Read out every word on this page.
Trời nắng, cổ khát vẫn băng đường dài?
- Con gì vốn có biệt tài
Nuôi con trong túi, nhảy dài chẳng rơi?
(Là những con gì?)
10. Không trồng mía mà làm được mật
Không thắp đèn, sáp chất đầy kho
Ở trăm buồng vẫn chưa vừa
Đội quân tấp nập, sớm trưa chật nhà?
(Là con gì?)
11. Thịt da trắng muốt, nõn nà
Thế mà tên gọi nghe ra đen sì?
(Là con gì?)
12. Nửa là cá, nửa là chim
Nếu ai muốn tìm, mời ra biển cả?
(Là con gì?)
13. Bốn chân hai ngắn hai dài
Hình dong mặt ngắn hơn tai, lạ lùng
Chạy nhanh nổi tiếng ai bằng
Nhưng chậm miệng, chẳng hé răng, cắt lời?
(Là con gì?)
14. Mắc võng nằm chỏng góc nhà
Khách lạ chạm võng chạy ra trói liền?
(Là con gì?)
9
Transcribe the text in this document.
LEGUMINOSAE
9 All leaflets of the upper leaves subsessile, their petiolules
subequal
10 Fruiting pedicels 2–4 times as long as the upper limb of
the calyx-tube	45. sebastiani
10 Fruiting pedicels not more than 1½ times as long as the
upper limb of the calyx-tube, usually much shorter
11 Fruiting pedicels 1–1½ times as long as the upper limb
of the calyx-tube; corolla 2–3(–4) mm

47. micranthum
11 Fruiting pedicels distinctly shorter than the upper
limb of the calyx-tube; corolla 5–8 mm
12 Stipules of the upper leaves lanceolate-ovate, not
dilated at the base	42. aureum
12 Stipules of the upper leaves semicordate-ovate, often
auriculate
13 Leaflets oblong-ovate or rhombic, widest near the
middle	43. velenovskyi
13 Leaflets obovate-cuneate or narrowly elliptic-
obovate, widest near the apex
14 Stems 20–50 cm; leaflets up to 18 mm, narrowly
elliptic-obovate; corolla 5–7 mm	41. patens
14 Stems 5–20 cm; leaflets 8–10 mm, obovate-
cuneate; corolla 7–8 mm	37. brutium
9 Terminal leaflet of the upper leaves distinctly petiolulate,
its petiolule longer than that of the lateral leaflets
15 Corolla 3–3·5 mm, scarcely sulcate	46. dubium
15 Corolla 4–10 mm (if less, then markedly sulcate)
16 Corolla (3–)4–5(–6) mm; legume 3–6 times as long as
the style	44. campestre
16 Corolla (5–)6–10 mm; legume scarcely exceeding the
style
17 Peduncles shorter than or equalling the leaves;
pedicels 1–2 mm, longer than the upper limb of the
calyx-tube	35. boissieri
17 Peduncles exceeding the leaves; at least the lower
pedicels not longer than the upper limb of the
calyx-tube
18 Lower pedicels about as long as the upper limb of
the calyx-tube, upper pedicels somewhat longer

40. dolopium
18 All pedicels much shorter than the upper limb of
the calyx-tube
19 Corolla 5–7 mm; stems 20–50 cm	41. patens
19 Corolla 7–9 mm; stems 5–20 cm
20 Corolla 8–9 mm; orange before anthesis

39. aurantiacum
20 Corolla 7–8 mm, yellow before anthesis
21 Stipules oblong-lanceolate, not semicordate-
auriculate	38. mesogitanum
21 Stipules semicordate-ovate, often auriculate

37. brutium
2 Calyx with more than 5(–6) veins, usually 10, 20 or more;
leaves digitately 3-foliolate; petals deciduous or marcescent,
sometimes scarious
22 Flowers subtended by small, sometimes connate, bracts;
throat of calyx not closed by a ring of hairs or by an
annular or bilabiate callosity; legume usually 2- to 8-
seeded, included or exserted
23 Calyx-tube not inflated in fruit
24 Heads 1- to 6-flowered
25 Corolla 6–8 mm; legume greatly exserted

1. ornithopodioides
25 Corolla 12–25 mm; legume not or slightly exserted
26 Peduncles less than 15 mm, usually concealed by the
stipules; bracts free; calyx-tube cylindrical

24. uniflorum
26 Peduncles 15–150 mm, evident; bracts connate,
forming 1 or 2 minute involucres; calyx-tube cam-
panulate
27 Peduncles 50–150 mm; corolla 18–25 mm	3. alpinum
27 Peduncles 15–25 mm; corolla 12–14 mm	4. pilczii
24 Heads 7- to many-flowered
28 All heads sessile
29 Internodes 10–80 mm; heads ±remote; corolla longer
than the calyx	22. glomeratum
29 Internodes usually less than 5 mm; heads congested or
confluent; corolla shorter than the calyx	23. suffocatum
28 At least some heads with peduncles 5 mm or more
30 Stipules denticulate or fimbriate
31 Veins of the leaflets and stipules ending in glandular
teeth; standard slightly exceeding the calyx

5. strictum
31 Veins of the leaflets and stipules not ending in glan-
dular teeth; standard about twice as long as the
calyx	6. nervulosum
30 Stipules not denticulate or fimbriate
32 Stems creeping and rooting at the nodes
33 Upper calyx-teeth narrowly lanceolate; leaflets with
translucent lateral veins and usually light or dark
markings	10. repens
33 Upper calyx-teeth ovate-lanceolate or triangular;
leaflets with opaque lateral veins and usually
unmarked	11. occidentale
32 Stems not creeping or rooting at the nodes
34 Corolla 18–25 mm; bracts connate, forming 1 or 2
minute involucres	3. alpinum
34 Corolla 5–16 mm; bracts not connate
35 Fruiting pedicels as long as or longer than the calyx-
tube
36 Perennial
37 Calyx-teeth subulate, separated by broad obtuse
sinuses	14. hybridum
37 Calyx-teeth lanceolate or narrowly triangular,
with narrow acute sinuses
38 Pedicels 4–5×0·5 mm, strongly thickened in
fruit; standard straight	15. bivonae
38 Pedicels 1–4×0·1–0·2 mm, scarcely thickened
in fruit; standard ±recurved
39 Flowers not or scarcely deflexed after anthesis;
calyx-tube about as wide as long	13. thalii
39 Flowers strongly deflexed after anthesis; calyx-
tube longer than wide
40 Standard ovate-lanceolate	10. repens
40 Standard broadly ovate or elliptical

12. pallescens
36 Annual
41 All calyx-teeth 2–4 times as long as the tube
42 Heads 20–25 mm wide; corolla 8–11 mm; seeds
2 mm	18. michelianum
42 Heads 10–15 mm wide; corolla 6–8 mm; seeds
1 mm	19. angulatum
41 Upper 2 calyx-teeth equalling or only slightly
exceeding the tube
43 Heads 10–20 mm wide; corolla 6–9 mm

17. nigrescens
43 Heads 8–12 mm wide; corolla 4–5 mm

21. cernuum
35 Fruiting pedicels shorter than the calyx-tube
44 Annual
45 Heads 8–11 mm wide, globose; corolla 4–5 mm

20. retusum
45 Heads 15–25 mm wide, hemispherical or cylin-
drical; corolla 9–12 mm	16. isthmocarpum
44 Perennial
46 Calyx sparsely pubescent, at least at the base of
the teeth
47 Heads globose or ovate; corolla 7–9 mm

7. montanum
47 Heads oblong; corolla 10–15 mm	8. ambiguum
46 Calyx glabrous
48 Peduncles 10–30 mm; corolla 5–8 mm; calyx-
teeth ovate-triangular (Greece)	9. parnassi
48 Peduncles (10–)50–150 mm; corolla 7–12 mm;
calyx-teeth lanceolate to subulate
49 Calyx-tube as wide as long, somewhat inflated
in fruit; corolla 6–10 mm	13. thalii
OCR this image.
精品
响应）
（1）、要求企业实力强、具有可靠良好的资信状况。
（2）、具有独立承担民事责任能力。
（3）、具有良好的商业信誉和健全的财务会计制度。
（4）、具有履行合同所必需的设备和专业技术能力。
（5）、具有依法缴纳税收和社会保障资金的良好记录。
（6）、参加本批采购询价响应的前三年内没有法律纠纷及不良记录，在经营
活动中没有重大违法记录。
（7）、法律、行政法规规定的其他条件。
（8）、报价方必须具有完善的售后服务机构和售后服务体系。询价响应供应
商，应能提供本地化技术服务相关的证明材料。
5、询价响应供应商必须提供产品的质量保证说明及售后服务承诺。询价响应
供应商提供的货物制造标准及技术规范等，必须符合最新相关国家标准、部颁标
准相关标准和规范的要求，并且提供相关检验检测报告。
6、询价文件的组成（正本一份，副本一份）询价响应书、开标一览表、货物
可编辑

——————

### Set task:
List every line in the records above that contains the word "with".

### Correct answer:
2 Calyx with more than 5(–6) veins, usually 10, 20 or more;
28 At least some heads with peduncles 5 mm or more
33 Upper calyx-teeth narrowly lanceolate; leaflets with
leaflets with opaque lateral veins and usually
with narrow acute sinuses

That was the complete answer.